TO BE DONE — Determine how many lines include the string "this". Output that number only.

-- start EXTRACTED MATERIAL --

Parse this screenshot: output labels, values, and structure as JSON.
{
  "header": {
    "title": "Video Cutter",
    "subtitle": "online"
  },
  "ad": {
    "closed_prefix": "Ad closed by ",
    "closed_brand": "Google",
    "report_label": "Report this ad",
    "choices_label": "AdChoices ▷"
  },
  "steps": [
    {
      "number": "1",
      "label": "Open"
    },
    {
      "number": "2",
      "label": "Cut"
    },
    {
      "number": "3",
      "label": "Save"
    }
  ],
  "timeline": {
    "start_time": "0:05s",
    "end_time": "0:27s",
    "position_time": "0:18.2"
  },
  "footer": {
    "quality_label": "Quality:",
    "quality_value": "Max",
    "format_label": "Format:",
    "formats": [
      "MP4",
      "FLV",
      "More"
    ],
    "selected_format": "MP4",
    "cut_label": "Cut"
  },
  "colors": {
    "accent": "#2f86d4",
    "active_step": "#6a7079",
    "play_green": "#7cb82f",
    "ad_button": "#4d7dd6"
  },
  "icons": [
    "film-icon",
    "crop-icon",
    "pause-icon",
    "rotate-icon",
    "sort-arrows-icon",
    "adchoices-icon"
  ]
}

-- end EXTRACTED MATERIAL --

OUTPUT OF THE TASK — 2